Given task 1
Copy the records verbatim, from their first line through the line that contains "1158, 950, 1192]", including both of those lines.

Text passage
┌────────

Well folks, with Detroit Lions football we can work to destroy that.
Honolulu Blue Kool-Aid is an idea. It does not exist in the corporeal dimensions. It is a thing we tell ourselves we are drinking, through abstraction and metaphor. We are not truly drinking the kool-aid, but we are envisioning our other(ideal?) self doing so. When does one drink this kool-aid? That is up to the beholder.
Contemplate upon the abstraction as you drink true Honolulu Blue Kool-Aid, the totemic representation. Think upon Platonic ideals as Matthew Stafford charges for a fourth-quarter comeback. Reflect upon Nietzsche’s thoughts of terrifying masks as Detroit gets pummeled on a three-game skid.
Drink, and football shall be the void.
You can visit previous season recipes here: 2017, 2016.
2018 Honolulu Blue Kool-Aid recipe, only for consenting legal drinking age blah blah blah
- 2 parts tequila blanco
- 2 parts Hpnotiq
- 1 part Sambuca
- 1 part fresh sour mix or lemon juice
- 1 part pineapple juice
- Blue curacao until the drink looks blue (1 part, I guess)
- 4 parts grapefruit soda
- A general sense of self-loathing that comes with watching NFL football for the purposes of seeking tribal identity with a professional club.
- A firm belief in malicious conspiracy against the on-field success of the Detroit Lions perpetrated by the Commissioner’s Office of the NFL, the NFL Referees Association, the Green Bay Packers, no less than two-thirds of the Bilderberg Group and Moby.

└────────

Supplied information
┌────────

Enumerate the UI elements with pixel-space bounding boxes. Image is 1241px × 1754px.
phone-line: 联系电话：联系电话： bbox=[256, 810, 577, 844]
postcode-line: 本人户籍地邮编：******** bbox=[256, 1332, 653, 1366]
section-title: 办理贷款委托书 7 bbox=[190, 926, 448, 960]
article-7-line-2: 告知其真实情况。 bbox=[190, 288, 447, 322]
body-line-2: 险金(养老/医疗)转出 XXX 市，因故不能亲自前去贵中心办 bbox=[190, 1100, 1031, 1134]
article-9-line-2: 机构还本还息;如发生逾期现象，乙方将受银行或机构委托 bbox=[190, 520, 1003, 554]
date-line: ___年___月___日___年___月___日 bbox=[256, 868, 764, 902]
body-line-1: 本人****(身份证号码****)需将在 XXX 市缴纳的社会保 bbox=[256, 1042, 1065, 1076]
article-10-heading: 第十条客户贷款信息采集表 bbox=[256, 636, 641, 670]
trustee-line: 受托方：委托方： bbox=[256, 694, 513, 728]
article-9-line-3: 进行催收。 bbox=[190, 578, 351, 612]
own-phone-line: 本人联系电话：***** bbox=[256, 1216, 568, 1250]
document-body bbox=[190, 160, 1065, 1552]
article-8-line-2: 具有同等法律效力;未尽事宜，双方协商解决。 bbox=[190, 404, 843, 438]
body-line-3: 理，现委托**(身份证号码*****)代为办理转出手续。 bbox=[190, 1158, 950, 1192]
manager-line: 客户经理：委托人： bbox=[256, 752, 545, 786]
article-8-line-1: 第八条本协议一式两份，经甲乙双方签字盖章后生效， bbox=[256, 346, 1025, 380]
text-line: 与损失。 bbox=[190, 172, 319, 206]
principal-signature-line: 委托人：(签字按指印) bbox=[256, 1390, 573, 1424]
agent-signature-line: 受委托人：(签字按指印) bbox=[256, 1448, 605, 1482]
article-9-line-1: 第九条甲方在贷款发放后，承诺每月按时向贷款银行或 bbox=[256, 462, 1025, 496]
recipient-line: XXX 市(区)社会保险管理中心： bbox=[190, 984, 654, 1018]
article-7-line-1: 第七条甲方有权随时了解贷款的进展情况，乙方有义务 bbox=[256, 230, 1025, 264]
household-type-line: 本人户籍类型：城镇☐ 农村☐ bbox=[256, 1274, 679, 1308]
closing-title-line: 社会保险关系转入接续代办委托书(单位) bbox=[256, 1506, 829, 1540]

└────────

Given task 2
In the Honolulu Blue Kool-Aid text, how much grapefruit soda does the 2018 recipe call for?

Solution 1
Enumerate the UI elements with pixel-space bounding boxes. Image is 1241px × 1754px.
phone-line: 联系电话：联系电话： bbox=[256, 810, 577, 844]
postcode-line: 本人户籍地邮编：******** bbox=[256, 1332, 653, 1366]
section-title: 办理贷款委托书 7 bbox=[190, 926, 448, 960]
article-7-line-2: 告知其真实情况。 bbox=[190, 288, 447, 322]
body-line-2: 险金(养老/医疗)转出 XXX 市，因故不能亲自前去贵中心办 bbox=[190, 1100, 1031, 1134]
article-9-line-2: 机构还本还息;如发生逾期现象，乙方将受银行或机构委托 bbox=[190, 520, 1003, 554]
date-line: ___年___月___日___年___月___日 bbox=[256, 868, 764, 902]
body-line-1: 本人****(身份证号码****)需将在 XXX 市缴纳的社会保 bbox=[256, 1042, 1065, 1076]
article-10-heading: 第十条客户贷款信息采集表 bbox=[256, 636, 641, 670]
trustee-line: 受托方：委托方： bbox=[256, 694, 513, 728]
article-9-line-3: 进行催收。 bbox=[190, 578, 351, 612]
own-phone-line: 本人联系电话：***** bbox=[256, 1216, 568, 1250]
document-body bbox=[190, 160, 1065, 1552]
article-8-line-2: 具有同等法律效力;未尽事宜，双方协商解决。 bbox=[190, 404, 843, 438]
body-line-3: 理，现委托**(身份证号码*****)代为办理转出手续。 bbox=[190, 1158, 950, 1192]

Solution 2
Four parts.